[Saved data entries]
--- start ---

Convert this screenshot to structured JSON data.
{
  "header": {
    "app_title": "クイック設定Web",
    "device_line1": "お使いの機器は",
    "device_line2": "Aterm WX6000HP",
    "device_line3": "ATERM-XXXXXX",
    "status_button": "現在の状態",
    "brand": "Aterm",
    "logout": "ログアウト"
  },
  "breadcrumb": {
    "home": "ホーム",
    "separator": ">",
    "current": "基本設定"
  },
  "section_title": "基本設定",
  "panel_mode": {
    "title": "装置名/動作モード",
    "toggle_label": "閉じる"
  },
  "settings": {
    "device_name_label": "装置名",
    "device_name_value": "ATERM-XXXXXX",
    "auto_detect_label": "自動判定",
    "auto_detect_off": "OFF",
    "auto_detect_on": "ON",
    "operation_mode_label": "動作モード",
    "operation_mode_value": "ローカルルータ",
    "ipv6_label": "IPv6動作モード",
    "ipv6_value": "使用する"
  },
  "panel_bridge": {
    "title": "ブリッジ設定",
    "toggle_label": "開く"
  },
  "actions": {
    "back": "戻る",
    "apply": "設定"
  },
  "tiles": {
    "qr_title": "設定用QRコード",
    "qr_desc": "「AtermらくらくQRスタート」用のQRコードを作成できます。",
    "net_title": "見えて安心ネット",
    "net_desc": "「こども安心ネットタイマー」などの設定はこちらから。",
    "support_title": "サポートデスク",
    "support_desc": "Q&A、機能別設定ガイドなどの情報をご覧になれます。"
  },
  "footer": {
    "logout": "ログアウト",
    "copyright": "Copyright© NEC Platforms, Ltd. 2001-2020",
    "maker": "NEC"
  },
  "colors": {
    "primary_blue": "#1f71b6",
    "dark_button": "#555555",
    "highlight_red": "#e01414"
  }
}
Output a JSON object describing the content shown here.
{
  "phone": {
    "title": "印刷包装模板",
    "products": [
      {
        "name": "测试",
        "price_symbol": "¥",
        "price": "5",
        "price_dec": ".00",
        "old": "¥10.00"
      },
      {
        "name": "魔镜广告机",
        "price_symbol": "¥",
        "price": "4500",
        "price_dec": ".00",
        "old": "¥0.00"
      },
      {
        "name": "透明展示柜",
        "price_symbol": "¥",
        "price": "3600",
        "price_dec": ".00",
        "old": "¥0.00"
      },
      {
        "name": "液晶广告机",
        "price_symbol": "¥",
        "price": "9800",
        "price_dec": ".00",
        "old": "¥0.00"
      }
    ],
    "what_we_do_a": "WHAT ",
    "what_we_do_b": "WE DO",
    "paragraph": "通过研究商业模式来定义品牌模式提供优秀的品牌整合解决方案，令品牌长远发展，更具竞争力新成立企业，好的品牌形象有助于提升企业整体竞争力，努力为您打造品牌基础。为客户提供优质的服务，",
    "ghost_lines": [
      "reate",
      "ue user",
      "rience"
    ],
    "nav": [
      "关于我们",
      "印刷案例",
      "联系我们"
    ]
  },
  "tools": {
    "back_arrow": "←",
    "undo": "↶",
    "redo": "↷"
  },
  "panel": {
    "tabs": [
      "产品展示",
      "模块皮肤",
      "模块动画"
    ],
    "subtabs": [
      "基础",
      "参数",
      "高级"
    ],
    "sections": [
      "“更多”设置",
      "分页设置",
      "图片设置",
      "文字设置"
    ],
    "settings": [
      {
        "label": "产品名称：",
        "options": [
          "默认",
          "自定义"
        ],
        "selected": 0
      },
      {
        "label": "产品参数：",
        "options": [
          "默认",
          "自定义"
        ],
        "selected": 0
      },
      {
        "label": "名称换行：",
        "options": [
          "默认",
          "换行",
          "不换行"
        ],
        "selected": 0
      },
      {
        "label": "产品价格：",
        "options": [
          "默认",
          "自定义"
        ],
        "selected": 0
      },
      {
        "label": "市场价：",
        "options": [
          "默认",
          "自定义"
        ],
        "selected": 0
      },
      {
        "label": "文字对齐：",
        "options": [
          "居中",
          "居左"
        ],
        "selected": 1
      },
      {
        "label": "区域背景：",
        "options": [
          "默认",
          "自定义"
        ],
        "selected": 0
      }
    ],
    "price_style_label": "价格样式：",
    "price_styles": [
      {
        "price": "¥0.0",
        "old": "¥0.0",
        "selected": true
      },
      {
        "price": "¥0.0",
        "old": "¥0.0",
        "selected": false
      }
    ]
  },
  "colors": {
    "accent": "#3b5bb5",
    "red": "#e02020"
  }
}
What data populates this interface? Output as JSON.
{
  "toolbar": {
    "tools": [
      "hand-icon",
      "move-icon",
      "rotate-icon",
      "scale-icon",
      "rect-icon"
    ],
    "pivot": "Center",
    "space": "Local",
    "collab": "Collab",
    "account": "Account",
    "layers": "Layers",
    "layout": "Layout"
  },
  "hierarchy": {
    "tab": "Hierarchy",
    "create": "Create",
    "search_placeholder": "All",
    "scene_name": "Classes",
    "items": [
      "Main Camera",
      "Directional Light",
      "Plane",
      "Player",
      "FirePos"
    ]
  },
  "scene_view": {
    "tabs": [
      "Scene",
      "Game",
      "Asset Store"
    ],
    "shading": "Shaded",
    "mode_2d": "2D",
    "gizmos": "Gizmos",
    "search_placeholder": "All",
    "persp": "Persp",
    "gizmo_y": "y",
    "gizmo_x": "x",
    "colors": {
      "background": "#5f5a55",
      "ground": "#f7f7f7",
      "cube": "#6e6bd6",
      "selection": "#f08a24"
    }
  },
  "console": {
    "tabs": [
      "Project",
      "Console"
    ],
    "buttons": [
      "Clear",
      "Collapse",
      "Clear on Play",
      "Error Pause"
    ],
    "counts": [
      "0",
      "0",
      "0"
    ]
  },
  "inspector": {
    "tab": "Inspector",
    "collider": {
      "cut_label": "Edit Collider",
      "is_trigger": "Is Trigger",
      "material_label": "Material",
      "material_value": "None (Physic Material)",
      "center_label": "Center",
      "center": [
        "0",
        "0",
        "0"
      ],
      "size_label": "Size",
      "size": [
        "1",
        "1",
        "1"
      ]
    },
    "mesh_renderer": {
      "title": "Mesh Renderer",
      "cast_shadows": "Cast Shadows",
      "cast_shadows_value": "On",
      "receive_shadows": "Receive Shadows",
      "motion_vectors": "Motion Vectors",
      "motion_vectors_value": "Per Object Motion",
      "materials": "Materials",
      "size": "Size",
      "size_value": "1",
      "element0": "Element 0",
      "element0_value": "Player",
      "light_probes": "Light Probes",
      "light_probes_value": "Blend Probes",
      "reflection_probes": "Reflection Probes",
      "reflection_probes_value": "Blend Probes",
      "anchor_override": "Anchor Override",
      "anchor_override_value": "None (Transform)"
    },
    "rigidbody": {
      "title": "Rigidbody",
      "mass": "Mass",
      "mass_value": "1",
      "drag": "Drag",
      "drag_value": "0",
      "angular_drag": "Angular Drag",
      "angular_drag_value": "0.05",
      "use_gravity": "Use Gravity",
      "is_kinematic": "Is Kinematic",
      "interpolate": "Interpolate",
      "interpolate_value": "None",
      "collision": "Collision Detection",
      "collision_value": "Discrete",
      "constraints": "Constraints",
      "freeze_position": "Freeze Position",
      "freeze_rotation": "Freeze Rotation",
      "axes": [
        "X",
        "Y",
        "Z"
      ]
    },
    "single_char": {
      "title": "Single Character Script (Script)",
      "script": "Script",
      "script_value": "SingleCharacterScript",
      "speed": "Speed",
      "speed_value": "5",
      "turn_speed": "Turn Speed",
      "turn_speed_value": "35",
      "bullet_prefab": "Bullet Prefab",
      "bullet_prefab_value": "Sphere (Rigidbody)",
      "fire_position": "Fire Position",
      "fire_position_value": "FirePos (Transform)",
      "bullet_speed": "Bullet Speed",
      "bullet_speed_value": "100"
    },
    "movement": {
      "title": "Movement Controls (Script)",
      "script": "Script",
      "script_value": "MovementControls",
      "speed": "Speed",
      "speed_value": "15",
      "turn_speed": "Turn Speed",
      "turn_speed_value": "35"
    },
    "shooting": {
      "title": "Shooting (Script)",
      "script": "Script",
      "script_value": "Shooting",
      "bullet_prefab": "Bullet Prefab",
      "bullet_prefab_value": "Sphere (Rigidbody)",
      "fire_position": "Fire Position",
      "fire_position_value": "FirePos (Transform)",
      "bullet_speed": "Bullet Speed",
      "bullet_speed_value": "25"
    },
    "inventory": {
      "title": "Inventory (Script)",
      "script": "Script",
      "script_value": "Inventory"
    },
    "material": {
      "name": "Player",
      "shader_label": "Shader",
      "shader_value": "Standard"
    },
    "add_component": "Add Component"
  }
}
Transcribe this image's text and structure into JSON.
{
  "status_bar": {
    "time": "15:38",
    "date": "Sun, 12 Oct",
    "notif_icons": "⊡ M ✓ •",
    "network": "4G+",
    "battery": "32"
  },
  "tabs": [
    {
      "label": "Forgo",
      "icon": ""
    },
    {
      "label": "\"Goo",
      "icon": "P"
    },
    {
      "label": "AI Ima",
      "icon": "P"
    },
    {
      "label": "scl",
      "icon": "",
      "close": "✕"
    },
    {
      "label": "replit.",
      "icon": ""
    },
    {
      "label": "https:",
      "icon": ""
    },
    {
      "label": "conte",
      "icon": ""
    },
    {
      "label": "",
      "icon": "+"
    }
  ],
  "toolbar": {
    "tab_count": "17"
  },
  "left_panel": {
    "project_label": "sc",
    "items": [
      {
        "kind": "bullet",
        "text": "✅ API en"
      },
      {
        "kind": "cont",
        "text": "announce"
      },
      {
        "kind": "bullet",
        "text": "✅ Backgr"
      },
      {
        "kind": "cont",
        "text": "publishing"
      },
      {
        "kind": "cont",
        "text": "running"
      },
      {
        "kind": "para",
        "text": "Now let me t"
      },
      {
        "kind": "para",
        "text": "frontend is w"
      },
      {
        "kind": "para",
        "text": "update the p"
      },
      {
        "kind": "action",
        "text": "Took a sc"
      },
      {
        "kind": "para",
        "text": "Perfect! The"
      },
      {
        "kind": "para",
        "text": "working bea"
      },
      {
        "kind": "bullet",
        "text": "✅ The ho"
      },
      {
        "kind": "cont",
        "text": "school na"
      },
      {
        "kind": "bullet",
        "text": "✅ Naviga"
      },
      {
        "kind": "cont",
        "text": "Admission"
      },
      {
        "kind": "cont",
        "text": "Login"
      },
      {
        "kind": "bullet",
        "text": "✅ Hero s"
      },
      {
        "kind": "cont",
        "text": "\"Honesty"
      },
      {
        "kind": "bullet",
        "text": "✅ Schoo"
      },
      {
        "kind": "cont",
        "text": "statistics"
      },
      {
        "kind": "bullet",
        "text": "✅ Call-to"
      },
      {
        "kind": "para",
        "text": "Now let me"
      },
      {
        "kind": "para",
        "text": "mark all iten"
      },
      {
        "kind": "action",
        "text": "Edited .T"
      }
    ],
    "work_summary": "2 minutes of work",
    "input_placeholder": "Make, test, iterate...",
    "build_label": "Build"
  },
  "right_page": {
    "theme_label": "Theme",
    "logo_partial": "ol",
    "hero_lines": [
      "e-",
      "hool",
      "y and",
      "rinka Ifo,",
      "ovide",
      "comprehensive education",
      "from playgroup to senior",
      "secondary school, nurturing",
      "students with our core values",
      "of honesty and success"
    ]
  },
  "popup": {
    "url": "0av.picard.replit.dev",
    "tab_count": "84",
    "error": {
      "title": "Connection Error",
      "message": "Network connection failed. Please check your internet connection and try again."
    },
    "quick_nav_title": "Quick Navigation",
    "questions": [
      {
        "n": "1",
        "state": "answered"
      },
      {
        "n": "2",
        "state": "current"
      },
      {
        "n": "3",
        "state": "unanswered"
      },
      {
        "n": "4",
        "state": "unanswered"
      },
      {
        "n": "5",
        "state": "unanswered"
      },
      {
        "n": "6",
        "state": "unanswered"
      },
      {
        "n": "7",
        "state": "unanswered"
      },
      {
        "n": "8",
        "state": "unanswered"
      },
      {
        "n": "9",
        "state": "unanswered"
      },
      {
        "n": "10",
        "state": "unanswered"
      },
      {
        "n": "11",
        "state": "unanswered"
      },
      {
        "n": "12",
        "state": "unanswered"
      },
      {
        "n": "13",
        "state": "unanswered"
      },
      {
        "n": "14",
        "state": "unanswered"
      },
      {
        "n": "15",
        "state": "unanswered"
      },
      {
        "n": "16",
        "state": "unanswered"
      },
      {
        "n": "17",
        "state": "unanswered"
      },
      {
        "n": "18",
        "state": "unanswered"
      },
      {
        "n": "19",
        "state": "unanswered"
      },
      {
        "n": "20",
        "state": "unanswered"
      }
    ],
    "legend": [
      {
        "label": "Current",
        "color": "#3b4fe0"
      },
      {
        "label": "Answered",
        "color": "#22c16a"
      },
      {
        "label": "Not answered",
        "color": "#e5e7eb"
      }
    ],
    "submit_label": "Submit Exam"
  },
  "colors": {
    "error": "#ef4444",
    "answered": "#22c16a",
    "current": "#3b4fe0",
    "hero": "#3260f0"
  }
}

--- end ---

_Instruction:_
Find the lines with the string "Blend" and reproduce them.

_Full solution:_
      "light_probes_value": "Blend Probes",
      "reflection_probes_value": "Blend Probes",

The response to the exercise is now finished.